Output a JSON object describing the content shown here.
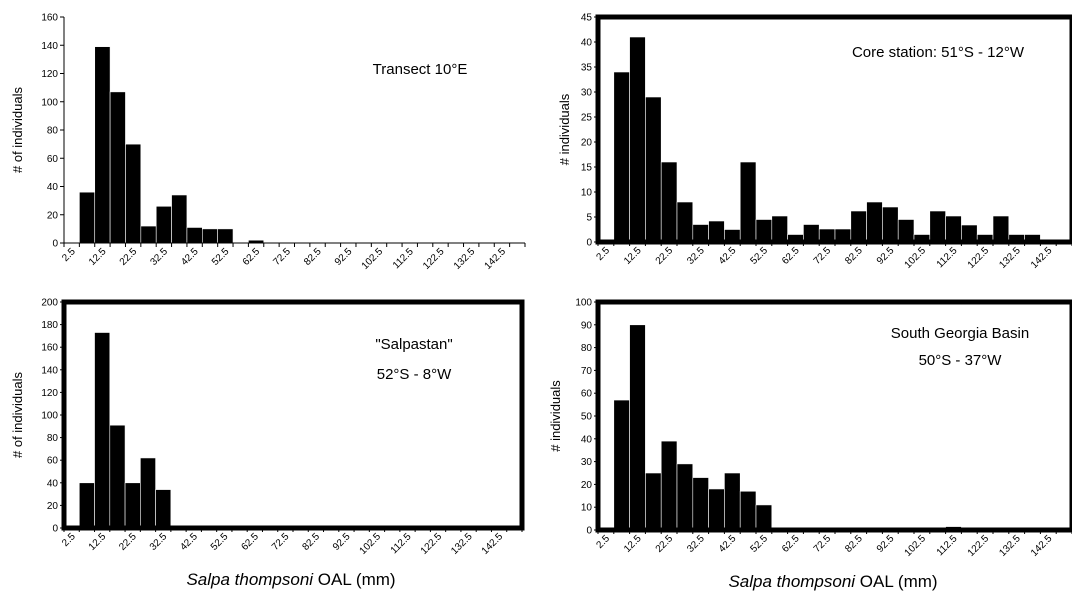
{
  "x_axis_title": {
    "italic": "Salpa thompsoni",
    "rest": " OAL (mm)"
  },
  "chart_data": [
    {
      "type": "bar",
      "panel": "top-left",
      "frame": "thin",
      "ylabel": "# of individuals",
      "ylim": [
        0,
        160
      ],
      "ytick_step": 20,
      "annotations": [
        {
          "text": "Transect 10°E"
        }
      ],
      "categories": [
        "2.5",
        "7.5",
        "12.5",
        "17.5",
        "22.5",
        "27.5",
        "32.5",
        "37.5",
        "42.5",
        "47.5",
        "52.5",
        "57.5",
        "62.5",
        "67.5",
        "72.5",
        "77.5",
        "82.5",
        "87.5",
        "92.5",
        "97.5",
        "102.5",
        "107.5",
        "112.5",
        "117.5",
        "122.5",
        "127.5",
        "132.5",
        "137.5",
        "142.5",
        "147.5"
      ],
      "tick_labels": [
        "2.5",
        "12.5",
        "22.5",
        "32.5",
        "42.5",
        "52.5",
        "62.5",
        "72.5",
        "82.5",
        "92.5",
        "102.5",
        "112.5",
        "122.5",
        "132.5",
        "142.5"
      ],
      "values": [
        0,
        36,
        139,
        107,
        70,
        12,
        26,
        34,
        11,
        10,
        10,
        0,
        2,
        0,
        0.5,
        0.5,
        0,
        0,
        0,
        0,
        0,
        0,
        0,
        0,
        0,
        0,
        0,
        0,
        0,
        0
      ]
    },
    {
      "type": "bar",
      "panel": "top-right",
      "frame": "thick",
      "ylabel": "# individuals",
      "ylim": [
        0,
        45
      ],
      "ytick_step": 5,
      "annotations": [
        {
          "text": "Core station: 51°S - 12°W"
        }
      ],
      "categories": [
        "2.5",
        "7.5",
        "12.5",
        "17.5",
        "22.5",
        "27.5",
        "32.5",
        "37.5",
        "42.5",
        "47.5",
        "52.5",
        "57.5",
        "62.5",
        "67.5",
        "72.5",
        "77.5",
        "82.5",
        "87.5",
        "92.5",
        "97.5",
        "102.5",
        "107.5",
        "112.5",
        "117.5",
        "122.5",
        "127.5",
        "132.5",
        "137.5",
        "142.5",
        "147.5"
      ],
      "tick_labels": [
        "2.5",
        "12.5",
        "22.5",
        "32.5",
        "42.5",
        "52.5",
        "62.5",
        "72.5",
        "82.5",
        "92.5",
        "102.5",
        "112.5",
        "122.5",
        "132.5",
        "142.5"
      ],
      "values": [
        0,
        34,
        41,
        29,
        16,
        8,
        3.5,
        4.2,
        2.5,
        16,
        4.5,
        5.2,
        1.5,
        3.5,
        2.6,
        2.6,
        6.2,
        8,
        7,
        4.5,
        1.5,
        6.2,
        5.2,
        3.4,
        1.5,
        5.2,
        1.5,
        1.5,
        0,
        0
      ]
    },
    {
      "type": "bar",
      "panel": "bottom-left",
      "frame": "thick",
      "ylabel": "# of individuals",
      "ylim": [
        0,
        200
      ],
      "ytick_step": 20,
      "annotations": [
        {
          "text": "\"Salpastan\""
        },
        {
          "text": "52°S - 8°W"
        }
      ],
      "categories": [
        "2.5",
        "7.5",
        "12.5",
        "17.5",
        "22.5",
        "27.5",
        "32.5",
        "37.5",
        "42.5",
        "47.5",
        "52.5",
        "57.5",
        "62.5",
        "67.5",
        "72.5",
        "77.5",
        "82.5",
        "87.5",
        "92.5",
        "97.5",
        "102.5",
        "107.5",
        "112.5",
        "117.5",
        "122.5",
        "127.5",
        "132.5",
        "137.5",
        "142.5",
        "147.5"
      ],
      "tick_labels": [
        "2.5",
        "12.5",
        "22.5",
        "32.5",
        "42.5",
        "52.5",
        "62.5",
        "72.5",
        "82.5",
        "92.5",
        "102.5",
        "112.5",
        "122.5",
        "132.5",
        "142.5"
      ],
      "values": [
        1.5,
        40,
        173,
        91,
        40,
        62,
        34,
        2,
        2,
        0,
        0,
        0,
        0,
        0,
        0,
        0,
        0,
        0,
        2,
        0,
        0,
        0,
        0,
        0,
        0,
        0,
        0,
        0,
        0,
        0
      ]
    },
    {
      "type": "bar",
      "panel": "bottom-right",
      "frame": "thick",
      "ylabel": "# individuals",
      "ylim": [
        0,
        100
      ],
      "ytick_step": 10,
      "annotations": [
        {
          "text": "South Georgia Basin"
        },
        {
          "text": "50°S - 37°W"
        }
      ],
      "categories": [
        "2.5",
        "7.5",
        "12.5",
        "17.5",
        "22.5",
        "27.5",
        "32.5",
        "37.5",
        "42.5",
        "47.5",
        "52.5",
        "57.5",
        "62.5",
        "67.5",
        "72.5",
        "77.5",
        "82.5",
        "87.5",
        "92.5",
        "97.5",
        "102.5",
        "107.5",
        "112.5",
        "117.5",
        "122.5",
        "127.5",
        "132.5",
        "137.5",
        "142.5",
        "147.5"
      ],
      "tick_labels": [
        "2.5",
        "12.5",
        "22.5",
        "32.5",
        "42.5",
        "52.5",
        "62.5",
        "72.5",
        "82.5",
        "92.5",
        "102.5",
        "112.5",
        "122.5",
        "132.5",
        "142.5"
      ],
      "values": [
        0,
        57,
        90,
        25,
        39,
        29,
        23,
        18,
        25,
        17,
        11,
        0,
        0,
        0,
        0,
        0,
        0,
        0,
        0,
        0,
        0,
        1,
        1.5,
        0,
        0,
        0,
        0,
        0,
        0,
        0
      ]
    }
  ]
}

**********

» **SET EXERCISE**:
Give the entries again word for word, but skip the pictures.

» **SOLUTION FOR THIS EXERCISE**:
Output a JSON object describing the content shown here.
{
  "x_axis_title": {
    "italic": "Salpa thompsoni",
    "rest": " OAL (mm)"
  },
  "chart_data": [
    {
      "type": "bar",
      "panel": "top-left",
      "frame": "thin",
      "ylabel": "# of individuals",
      "ylim": [
        0,
        160
      ],
      "ytick_step": 20,
      "annotations": [
        {
          "text": "Transect 10°E"
        }
      ],
      "categories": [
        "2.5",
        "7.5",
        "12.5",
        "17.5",
        "22.5",
        "27.5",
        "32.5",
        "37.5",
        "42.5",
        "47.5",
        "52.5",
        "57.5",
        "62.5",
        "67.5",
        "72.5",
        "77.5",
        "82.5",
        "87.5",
        "92.5",
        "97.5",
        "102.5",
        "107.5",
        "112.5",
        "117.5",
        "122.5",
        "127.5",
        "132.5",
        "137.5",
        "142.5",
        "147.5"
      ],
      "tick_labels": [
        "2.5",
        "12.5",
        "22.5",
        "32.5",
        "42.5",
        "52.5",
        "62.5",
        "72.5",
        "82.5",
        "92.5",
        "102.5",
        "112.5",
        "122.5",
        "132.5",
        "142.5"
      ],
      "values": [
        0,
        36,
        139,
        107,
        70,
        12,
        26,
        34,
        11,
        10,
        10,
        0,
        2,
        0,
        0.5,
        0.5,
        0,
        0,
        0,
        0,
        0,
        0,
        0,
        0,
        0,
        0,
        0,
        0,
        0,
        0
      ]
    },
    {
      "type": "bar",
      "panel": "top-right",
      "frame": "thick",
      "ylabel": "# individuals",
      "ylim": [
        0,
        45
      ],
      "ytick_step": 5,
      "annotations": [
        {
          "text": "Core station: 51°S - 12°W"
        }
      ],
      "categories": [
        "2.5",
        "7.5",
        "12.5",
        "17.5",
        "22.5",
        "27.5",
        "32.5",
        "37.5",
        "42.5",
        "47.5",
        "52.5",
        "57.5",
        "62.5",
        "67.5",
        "72.5",
        "77.5",
        "82.5",
        "87.5",
        "92.5",
        "97.5",
        "102.5",
        "107.5",
        "112.5",
        "117.5",
        "122.5",
        "127.5",
        "132.5",
        "137.5",
        "142.5",
        "147.5"
      ],
      "tick_labels": [
        "2.5",
        "12.5",
        "22.5",
        "32.5",
        "42.5",
        "52.5",
        "62.5",
        "72.5",
        "82.5",
        "92.5",
        "102.5",
        "112.5",
        "122.5",
        "132.5",
        "142.5"
      ],
      "values": [
        0,
        34,
        41,
        29,
        16,
        8,
        3.5,
        4.2,
        2.5,
        16,
        4.5,
        5.2,
        1.5,
        3.5,
        2.6,
        2.6,
        6.2,
        8,
        7,
        4.5,
        1.5,
        6.2,
        5.2,
        3.4,
        1.5,
        5.2,
        1.5,
        1.5,
        0,
        0
      ]
    },
    {
      "type": "bar",
      "panel": "bottom-left",
      "frame": "thick",
      "ylabel": "# of individuals",
      "ylim": [
        0,
        200
      ],
      "ytick_step": 20,
      "annotations": [
        {
          "text": "\"Salpastan\""
        },
        {
          "text": "52°S - 8°W"
        }
      ],
      "categories": [
        "2.5",
        "7.5",
        "12.5",
        "17.5",
        "22.5",
        "27.5",
        "32.5",
        "37.5",
        "42.5",
        "47.5",
        "52.5",
        "57.5",
        "62.5",
        "67.5",
        "72.5",
        "77.5",
        "82.5",
        "87.5",
        "92.5",
        "97.5",
        "102.5",
        "107.5",
        "112.5",
        "117.5",
        "122.5",
        "127.5",
        "132.5",
        "137.5",
        "142.5",
        "147.5"
      ],
      "tick_labels": [
        "2.5",
        "12.5",
        "22.5",
        "32.5",
        "42.5",
        "52.5",
        "62.5",
        "72.5",
        "82.5",
        "92.5",
        "102.5",
        "112.5",
        "122.5",
        "132.5",
        "142.5"
      ],
      "values": [
        1.5,
        40,
        173,
        91,
        40,
        62,
        34,
        2,
        2,
        0,
        0,
        0,
        0,
        0,
        0,
        0,
        0,
        0,
        2,
        0,
        0,
        0,
        0,
        0,
        0,
        0,
        0,
        0,
        0,
        0
      ]
    },
    {
      "type": "bar",
      "panel": "bottom-right",
      "frame": "thick",
      "ylabel": "# individuals",
      "ylim": [
        0,
        100
      ],
      "ytick_step": 10,
      "annotations": [
        {
          "text": "South Georgia Basin"
        },
        {
          "text": "50°S - 37°W"
        }
      ],
      "categories": [
        "2.5",
        "7.5",
        "12.5",
        "17.5",
        "22.5",
        "27.5",
        "32.5",
        "37.5",
        "42.5",
        "47.5",
        "52.5",
        "57.5",
        "62.5",
        "67.5",
        "72.5",
        "77.5",
        "82.5",
        "87.5",
        "92.5",
        "97.5",
        "102.5",
        "107.5",
        "112.5",
        "117.5",
        "122.5",
        "127.5",
        "132.5",
        "137.5",
        "142.5",
        "147.5"
      ],
      "tick_labels": [
        "2.5",
        "12.5",
        "22.5",
        "32.5",
        "42.5",
        "52.5",
        "62.5",
        "72.5",
        "82.5",
        "92.5",
        "102.5",
        "112.5",
        "122.5",
        "132.5",
        "142.5"
      ],
      "values": [
        0,
        57,
        90,
        25,
        39,
        29,
        23,
        18,
        25,
        17,
        11,
        0,
        0,
        0,
        0,
        0,
        0,
        0,
        0,
        0,
        0,
        1,
        1.5,
        0,
        0,
        0,
        0,
        0,
        0,
        0
      ]
    }
  ]
}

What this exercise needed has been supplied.